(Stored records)
/---

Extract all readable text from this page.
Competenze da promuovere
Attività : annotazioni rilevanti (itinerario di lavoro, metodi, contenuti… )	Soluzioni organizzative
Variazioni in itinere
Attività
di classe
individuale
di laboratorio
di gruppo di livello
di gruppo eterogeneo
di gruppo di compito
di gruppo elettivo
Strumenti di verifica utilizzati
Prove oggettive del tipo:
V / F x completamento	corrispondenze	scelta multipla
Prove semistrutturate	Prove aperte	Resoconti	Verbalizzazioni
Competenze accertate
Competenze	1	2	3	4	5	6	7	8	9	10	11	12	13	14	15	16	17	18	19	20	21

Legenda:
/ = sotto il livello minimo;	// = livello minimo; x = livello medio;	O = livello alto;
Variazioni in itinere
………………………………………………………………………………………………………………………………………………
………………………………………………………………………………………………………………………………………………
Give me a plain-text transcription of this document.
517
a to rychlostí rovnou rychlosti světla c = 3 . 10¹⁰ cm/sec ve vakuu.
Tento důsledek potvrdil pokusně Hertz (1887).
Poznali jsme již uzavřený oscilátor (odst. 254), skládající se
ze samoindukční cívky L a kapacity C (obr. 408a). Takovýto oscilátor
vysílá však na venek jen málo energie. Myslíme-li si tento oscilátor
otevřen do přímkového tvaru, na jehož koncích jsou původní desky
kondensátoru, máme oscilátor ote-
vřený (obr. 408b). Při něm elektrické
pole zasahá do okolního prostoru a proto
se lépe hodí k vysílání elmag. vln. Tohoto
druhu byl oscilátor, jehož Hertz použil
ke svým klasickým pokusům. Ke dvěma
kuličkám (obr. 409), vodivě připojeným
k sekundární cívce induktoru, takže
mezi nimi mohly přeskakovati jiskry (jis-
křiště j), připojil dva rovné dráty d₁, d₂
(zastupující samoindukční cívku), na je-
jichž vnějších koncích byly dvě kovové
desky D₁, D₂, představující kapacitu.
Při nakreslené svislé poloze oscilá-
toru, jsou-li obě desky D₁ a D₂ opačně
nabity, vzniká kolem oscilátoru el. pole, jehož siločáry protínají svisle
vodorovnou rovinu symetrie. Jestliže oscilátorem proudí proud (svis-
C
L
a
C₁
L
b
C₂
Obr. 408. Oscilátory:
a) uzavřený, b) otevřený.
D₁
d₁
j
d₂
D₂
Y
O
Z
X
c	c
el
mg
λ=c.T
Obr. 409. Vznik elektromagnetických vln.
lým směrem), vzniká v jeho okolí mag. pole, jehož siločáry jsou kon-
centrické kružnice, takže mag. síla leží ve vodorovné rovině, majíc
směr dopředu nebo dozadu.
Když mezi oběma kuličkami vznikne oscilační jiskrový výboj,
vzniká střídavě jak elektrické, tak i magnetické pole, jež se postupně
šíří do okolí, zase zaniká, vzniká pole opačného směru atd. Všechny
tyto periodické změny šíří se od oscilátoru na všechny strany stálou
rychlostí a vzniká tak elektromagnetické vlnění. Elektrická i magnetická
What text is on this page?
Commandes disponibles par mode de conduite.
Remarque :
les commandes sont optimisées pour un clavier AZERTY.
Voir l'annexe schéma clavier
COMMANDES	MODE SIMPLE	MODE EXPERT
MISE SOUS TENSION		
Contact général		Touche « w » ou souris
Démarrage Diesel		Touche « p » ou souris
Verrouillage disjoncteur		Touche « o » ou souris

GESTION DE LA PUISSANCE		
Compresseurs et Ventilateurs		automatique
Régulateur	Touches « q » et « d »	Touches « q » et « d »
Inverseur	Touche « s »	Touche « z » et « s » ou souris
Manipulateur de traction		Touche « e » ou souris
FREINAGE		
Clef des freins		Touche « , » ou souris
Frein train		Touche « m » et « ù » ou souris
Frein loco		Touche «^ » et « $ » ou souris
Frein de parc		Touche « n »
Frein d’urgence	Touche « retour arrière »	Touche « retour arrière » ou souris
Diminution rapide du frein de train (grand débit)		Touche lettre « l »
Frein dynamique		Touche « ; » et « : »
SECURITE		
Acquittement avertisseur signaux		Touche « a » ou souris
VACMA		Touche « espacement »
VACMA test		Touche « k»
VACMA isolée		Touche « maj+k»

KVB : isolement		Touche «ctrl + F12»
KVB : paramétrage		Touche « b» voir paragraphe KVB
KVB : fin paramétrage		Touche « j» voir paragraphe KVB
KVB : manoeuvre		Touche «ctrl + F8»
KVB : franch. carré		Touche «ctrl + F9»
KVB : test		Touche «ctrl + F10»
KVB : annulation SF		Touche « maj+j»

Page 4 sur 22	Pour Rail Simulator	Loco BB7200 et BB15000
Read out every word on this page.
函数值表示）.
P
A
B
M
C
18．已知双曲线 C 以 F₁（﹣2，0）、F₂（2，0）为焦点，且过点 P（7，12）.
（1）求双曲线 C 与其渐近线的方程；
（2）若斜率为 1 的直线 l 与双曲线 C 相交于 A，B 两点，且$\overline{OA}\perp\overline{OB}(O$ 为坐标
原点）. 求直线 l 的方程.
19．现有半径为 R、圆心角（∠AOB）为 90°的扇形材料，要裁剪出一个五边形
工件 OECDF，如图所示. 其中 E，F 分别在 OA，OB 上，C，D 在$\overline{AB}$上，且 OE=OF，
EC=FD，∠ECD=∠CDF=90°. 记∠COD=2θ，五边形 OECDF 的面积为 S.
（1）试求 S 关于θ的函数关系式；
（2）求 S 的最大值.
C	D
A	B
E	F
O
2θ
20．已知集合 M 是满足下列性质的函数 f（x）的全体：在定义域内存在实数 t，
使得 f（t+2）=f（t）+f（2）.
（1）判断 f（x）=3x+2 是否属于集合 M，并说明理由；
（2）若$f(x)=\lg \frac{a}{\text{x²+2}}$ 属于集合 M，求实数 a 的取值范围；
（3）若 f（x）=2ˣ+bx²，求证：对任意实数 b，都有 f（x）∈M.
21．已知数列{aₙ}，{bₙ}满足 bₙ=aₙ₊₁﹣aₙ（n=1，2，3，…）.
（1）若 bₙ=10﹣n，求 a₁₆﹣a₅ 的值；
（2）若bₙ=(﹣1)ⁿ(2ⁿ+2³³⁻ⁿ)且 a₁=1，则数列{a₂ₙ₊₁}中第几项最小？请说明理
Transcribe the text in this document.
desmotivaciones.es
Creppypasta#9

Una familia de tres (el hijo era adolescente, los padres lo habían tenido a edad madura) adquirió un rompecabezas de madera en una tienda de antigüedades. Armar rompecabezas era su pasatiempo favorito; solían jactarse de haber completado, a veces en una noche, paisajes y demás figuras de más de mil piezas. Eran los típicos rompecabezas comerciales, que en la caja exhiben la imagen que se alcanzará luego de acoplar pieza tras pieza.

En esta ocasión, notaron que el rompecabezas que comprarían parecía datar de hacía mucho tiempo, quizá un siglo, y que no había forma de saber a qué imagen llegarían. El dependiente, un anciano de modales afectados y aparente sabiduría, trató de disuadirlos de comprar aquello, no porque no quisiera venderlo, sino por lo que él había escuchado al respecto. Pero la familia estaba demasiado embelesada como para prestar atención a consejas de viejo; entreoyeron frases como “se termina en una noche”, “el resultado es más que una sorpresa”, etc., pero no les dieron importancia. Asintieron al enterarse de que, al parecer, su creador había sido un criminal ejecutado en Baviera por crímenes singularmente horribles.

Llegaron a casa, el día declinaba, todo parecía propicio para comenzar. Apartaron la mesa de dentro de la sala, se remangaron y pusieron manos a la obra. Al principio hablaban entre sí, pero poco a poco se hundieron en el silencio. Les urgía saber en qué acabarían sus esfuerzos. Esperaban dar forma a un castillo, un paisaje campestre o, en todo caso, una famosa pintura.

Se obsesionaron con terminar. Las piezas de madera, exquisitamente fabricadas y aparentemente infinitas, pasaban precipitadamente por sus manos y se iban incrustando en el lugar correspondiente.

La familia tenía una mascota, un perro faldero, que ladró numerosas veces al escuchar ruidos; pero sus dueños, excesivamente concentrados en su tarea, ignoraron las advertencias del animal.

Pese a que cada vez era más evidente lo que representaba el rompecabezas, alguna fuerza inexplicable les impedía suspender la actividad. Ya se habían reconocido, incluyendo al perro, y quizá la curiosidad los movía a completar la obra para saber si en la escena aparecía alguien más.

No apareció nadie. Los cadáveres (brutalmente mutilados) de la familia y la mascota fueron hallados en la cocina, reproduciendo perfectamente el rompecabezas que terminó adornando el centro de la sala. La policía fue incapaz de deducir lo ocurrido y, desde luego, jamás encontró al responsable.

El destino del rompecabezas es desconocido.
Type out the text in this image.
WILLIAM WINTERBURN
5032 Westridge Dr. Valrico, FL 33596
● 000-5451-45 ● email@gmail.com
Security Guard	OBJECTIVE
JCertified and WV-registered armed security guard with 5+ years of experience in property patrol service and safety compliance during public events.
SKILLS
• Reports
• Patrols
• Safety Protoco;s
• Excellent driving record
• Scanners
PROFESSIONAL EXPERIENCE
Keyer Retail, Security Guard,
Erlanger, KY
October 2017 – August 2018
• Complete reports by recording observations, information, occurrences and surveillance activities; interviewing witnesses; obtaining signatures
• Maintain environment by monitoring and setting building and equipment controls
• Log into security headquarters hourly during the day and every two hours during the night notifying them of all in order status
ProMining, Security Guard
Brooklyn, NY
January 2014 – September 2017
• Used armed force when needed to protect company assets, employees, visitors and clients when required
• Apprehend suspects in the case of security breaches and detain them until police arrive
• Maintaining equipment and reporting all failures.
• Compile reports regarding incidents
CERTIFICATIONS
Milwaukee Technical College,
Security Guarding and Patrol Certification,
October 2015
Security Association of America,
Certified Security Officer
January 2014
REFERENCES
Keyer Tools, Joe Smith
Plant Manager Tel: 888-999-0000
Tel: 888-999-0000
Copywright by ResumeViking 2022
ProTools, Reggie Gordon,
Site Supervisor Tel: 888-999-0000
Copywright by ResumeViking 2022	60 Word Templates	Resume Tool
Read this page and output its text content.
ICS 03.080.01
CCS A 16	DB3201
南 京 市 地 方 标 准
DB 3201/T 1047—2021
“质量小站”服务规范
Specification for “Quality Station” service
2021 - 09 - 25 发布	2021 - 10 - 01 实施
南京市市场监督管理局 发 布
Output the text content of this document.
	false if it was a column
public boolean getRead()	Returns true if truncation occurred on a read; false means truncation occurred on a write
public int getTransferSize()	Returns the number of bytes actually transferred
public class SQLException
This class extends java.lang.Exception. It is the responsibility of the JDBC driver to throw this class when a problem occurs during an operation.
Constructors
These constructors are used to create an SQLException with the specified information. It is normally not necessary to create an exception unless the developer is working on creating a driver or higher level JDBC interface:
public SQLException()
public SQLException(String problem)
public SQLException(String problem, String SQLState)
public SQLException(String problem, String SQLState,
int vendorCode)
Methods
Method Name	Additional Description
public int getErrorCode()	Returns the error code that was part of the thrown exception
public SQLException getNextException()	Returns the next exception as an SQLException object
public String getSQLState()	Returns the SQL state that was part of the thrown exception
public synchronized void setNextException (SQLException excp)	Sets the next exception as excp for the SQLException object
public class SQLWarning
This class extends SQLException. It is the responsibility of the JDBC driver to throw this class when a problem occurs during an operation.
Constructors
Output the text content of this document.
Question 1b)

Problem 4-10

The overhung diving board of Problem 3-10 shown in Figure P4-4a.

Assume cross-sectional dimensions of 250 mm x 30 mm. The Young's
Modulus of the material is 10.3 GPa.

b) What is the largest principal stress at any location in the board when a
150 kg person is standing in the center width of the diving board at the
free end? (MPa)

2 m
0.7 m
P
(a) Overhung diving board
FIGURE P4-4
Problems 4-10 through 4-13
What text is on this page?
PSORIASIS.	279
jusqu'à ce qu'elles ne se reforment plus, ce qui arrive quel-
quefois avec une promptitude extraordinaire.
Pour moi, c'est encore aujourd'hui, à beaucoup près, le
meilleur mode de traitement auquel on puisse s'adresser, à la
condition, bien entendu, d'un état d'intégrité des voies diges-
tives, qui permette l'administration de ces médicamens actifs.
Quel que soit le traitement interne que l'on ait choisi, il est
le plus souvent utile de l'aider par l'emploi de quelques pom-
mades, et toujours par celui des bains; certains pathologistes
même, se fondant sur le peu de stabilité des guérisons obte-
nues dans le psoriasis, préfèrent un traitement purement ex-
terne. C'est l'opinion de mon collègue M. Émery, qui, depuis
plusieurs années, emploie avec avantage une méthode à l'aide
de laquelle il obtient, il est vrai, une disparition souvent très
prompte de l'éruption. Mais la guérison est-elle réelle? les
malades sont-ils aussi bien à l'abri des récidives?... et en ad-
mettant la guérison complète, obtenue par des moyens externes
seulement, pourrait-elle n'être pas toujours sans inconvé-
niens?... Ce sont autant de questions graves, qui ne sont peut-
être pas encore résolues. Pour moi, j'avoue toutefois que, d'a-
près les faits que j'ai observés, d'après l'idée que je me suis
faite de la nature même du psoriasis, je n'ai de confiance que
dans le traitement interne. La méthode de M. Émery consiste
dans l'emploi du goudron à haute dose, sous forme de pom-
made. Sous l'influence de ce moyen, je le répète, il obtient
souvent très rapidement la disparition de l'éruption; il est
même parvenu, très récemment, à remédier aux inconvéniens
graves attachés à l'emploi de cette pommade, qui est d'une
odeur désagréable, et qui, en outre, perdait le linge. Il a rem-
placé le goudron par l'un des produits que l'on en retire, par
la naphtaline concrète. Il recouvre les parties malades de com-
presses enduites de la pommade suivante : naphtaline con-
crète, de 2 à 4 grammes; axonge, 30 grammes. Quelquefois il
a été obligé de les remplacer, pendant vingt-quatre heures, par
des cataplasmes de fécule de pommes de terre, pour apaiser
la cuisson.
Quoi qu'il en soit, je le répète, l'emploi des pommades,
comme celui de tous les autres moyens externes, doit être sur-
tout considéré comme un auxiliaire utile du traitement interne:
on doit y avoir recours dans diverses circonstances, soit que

\---

§ DIRECTION: Take each line containing the string "driver" and copy it out.

§ EXERCISE ANSWER:
This class extends java.lang.Exception. It is the responsibility of the JDBC driver to throw this class when a problem occurs during an operation.
These constructors are used to create an SQLException with the specified information. It is normally not necessary to create an exception unless the developer is working on creating a driver or higher level JDBC interface:
This class extends SQLException. It is the responsibility of the JDBC driver to throw this class when a problem occurs during an operation.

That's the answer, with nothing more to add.